-------- SUPPLIED RECORDS --------
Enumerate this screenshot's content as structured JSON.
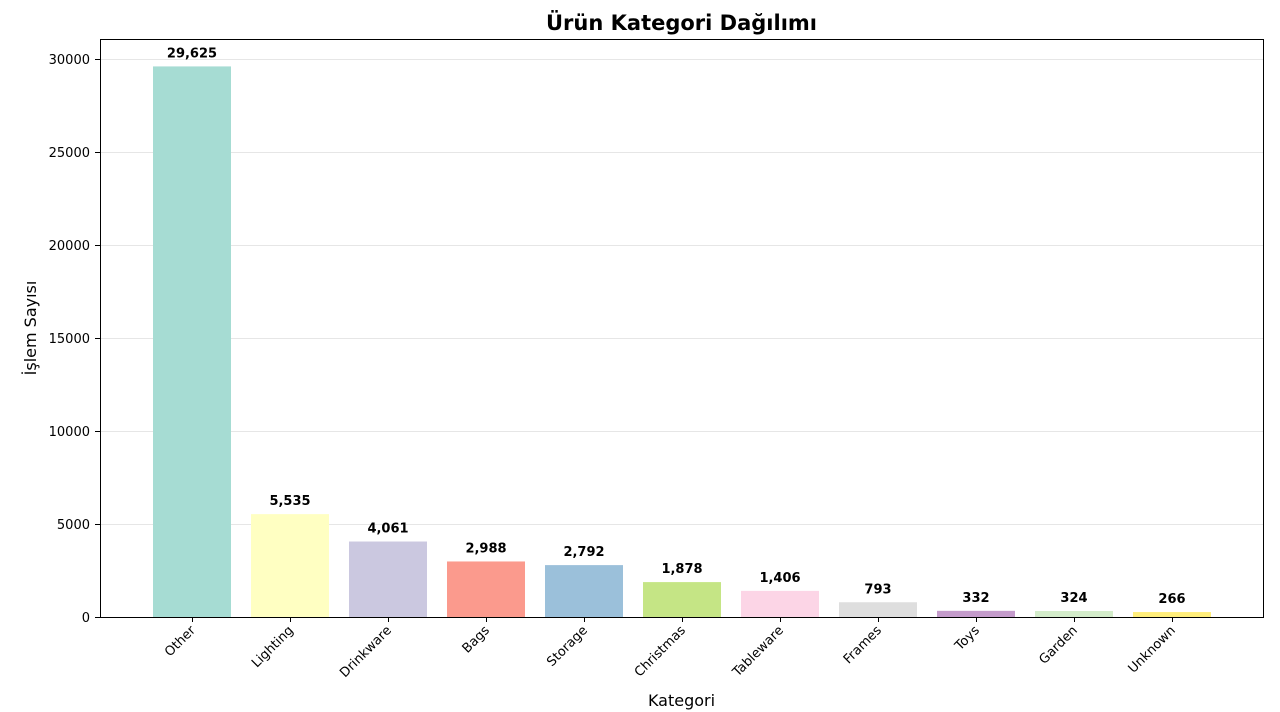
{
  "chart_data": {
    "type": "bar",
    "title": "Ürün Kategori Dağılımı",
    "xlabel": "Kategori",
    "ylabel": "İşlem Sayısı",
    "categories": [
      "Other",
      "Lighting",
      "Drinkware",
      "Bags",
      "Storage",
      "Christmas",
      "Tableware",
      "Frames",
      "Toys",
      "Garden",
      "Unknown"
    ],
    "values": [
      29625,
      5535,
      4061,
      2988,
      2792,
      1878,
      1406,
      793,
      332,
      324,
      266
    ],
    "data_labels": [
      "29,625",
      "5,535",
      "4,061",
      "2,988",
      "2,792",
      "1,878",
      "1,406",
      "793",
      "332",
      "324",
      "266"
    ],
    "colors": [
      "#a6dcd3",
      "#ffffc2",
      "#cbc8e0",
      "#fb9a8d",
      "#9bc0da",
      "#c5e585",
      "#fcd5e6",
      "#dedede",
      "#c49bcb",
      "#d3ecca",
      "#ffee7a"
    ],
    "ylim": [
      0,
      31100
    ],
    "yticks": [
      0,
      5000,
      10000,
      15000,
      20000,
      25000,
      30000
    ],
    "ytick_labels": [
      "0",
      "5000",
      "10000",
      "15000",
      "20000",
      "25000",
      "30000"
    ],
    "grid": "horizontal",
    "legend": "none"
  }
}
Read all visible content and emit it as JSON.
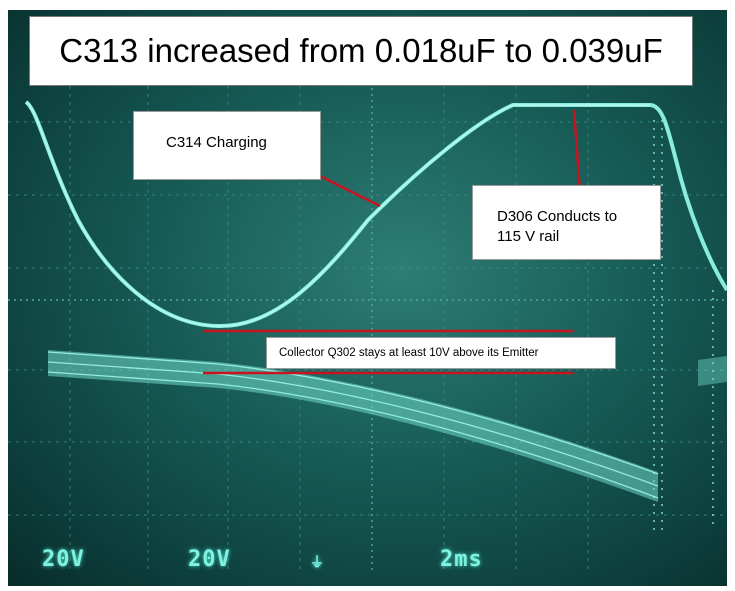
{
  "title": "C313 increased from 0.018uF to 0.039uF",
  "annotations": {
    "c314": "C314 Charging",
    "d306_line1": "D306 Conducts to",
    "d306_line2": "115 V rail",
    "q302": "Collector Q302 stays at least 10V above its Emitter"
  },
  "readouts": {
    "ch1_volts": "20V",
    "ch2_volts": "20V",
    "timebase": "2ms"
  },
  "colors": {
    "trace": "#8ff5e6",
    "screen": "#175a55",
    "callout_line": "#c8141e"
  }
}
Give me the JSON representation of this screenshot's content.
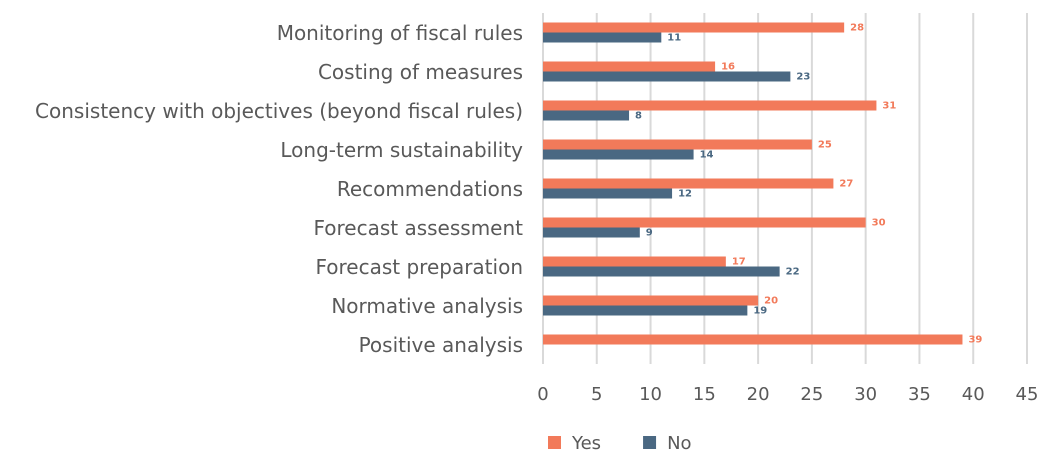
{
  "chart_data": {
    "type": "bar",
    "orientation": "horizontal",
    "categories": [
      "Monitoring of fiscal rules",
      "Costing of measures",
      "Consistency with objectives (beyond fiscal rules)",
      "Long-term sustainability",
      "Recommendations",
      "Forecast assessment",
      "Forecast preparation",
      "Normative analysis",
      "Positive analysis"
    ],
    "series": [
      {
        "name": "Yes",
        "color": "#f27a5a",
        "values": [
          28,
          16,
          31,
          25,
          27,
          30,
          17,
          20,
          39
        ]
      },
      {
        "name": "No",
        "color": "#4a6882",
        "values": [
          11,
          23,
          8,
          14,
          12,
          9,
          22,
          19,
          null
        ]
      }
    ],
    "xlim": [
      0,
      45
    ],
    "xticks": [
      0,
      5,
      10,
      15,
      20,
      25,
      30,
      35,
      40,
      45
    ],
    "grid": true,
    "legend": "bottom"
  }
}
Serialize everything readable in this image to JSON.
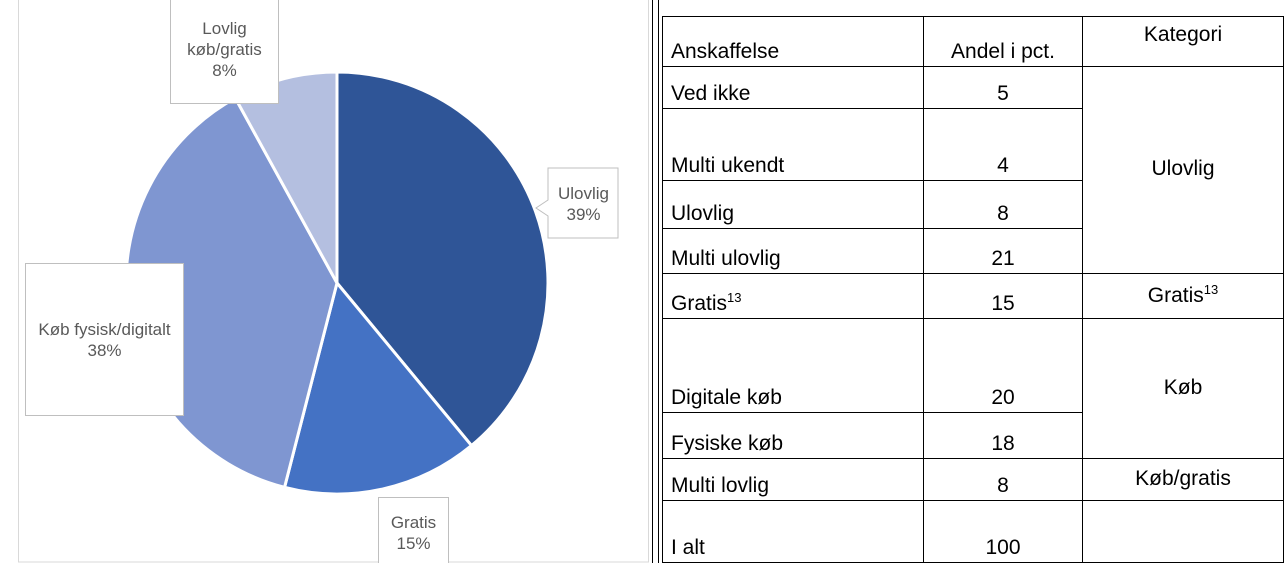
{
  "chart_data": {
    "type": "pie",
    "categories": [
      "Ulovlig",
      "Gratis",
      "Køb fysisk/digitalt",
      "Lovlig køb/gratis"
    ],
    "values": [
      39,
      15,
      38,
      8
    ],
    "value_labels": [
      "39%",
      "15%",
      "38%",
      "8%"
    ],
    "colors": [
      "#2f5597",
      "#4472c4",
      "#7f96d1",
      "#b4bfe0"
    ]
  },
  "table": {
    "header": [
      "Anskaffelse",
      "Andel i pct.",
      "Kategori"
    ],
    "rows": [
      [
        "Ved ikke",
        5,
        "Ulovlig"
      ],
      [
        "Multi ukendt",
        4,
        null
      ],
      [
        "Ulovlig",
        8,
        null
      ],
      [
        "Multi ulovlig",
        21,
        null
      ],
      [
        {
          "text": "Gratis",
          "sup": "13"
        },
        15,
        {
          "text": "Gratis",
          "sup": "13"
        }
      ],
      [
        "Digitale køb",
        20,
        "Køb"
      ],
      [
        "Fysiske køb",
        18,
        null
      ],
      [
        "Multi lovlig",
        8,
        "Køb/gratis"
      ],
      [
        "I alt",
        100
      ]
    ]
  }
}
--------
WHAT TO DO: Copy down every line of the material above that includes the string "analysis".

OUTPUT BELOW:
      "Normative analysis",
      "Positive analysis"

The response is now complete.